Work to do:
Make an exact copy of all the entries, with the pictures left out.

########

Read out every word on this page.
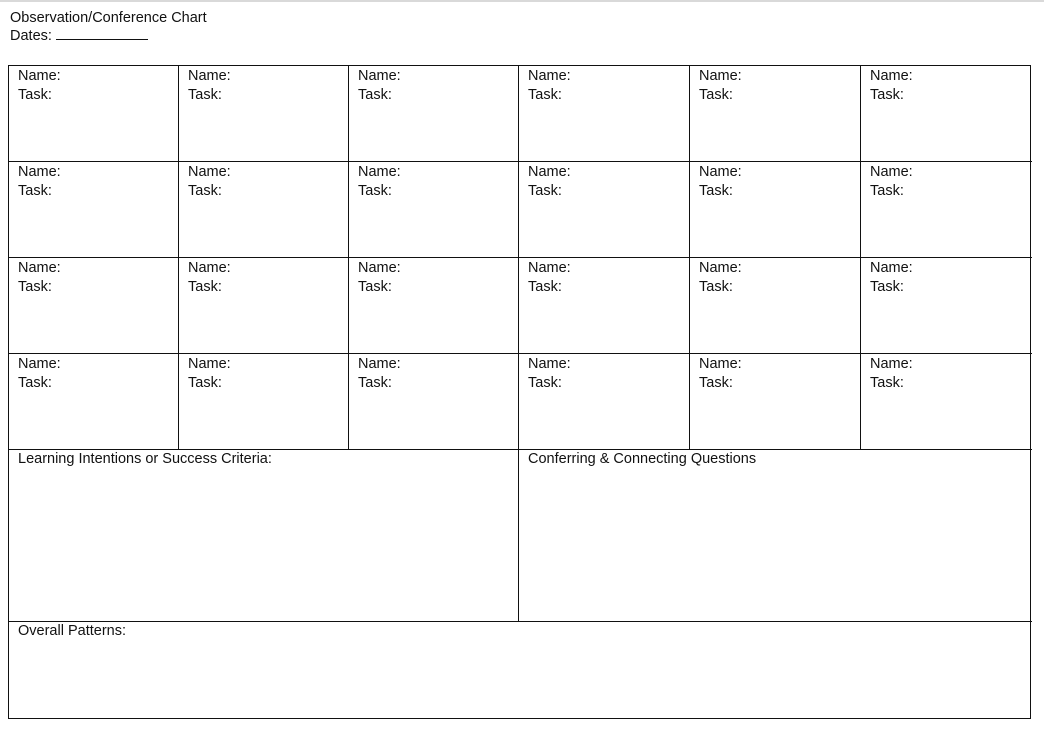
Observation/Conference Chart
Dates:
Name:
Task:
Name:
Task:
Name:
Task:
Name:
Task:
Name:
Task:
Name:
Task:
Name:
Task:
Name:
Task:
Name:
Task:
Name:
Task:
Name:
Task:
Name:
Task:
Name:
Task:
Name:
Task:
Name:
Task:
Name:
Task:
Name:
Task:
Name:
Task:
Name:
Task:
Name:
Task:
Name:
Task:
Name:
Task:
Name:
Task:
Name:
Task:
Learning Intentions or Success Criteria:	Conferring & Connecting Questions
Overall Patterns:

########

Answer:
Read out every word on this page.
Observation/Conference Chart
Dates:
Name:
Task:
Name:
Task:
Name:
Task:
Name:
Task:
Name:
Task:
Name:
Task:
Name:
Task:
Name:
Task:
Name:
Task:
Name:
Task:
Name:
Task:
Name:
Task:
Name:
Task:
Name:
Task:
Name:
Task:
Name:
Task:
Name:
Task:
Name:
Task:
Name:
Task:
Name:
Task:
Name:
Task:
Name:
Task:
Name:
Task:
Name:
Task:
Learning Intentions or Success Criteria:	Conferring & Connecting Questions
Overall Patterns:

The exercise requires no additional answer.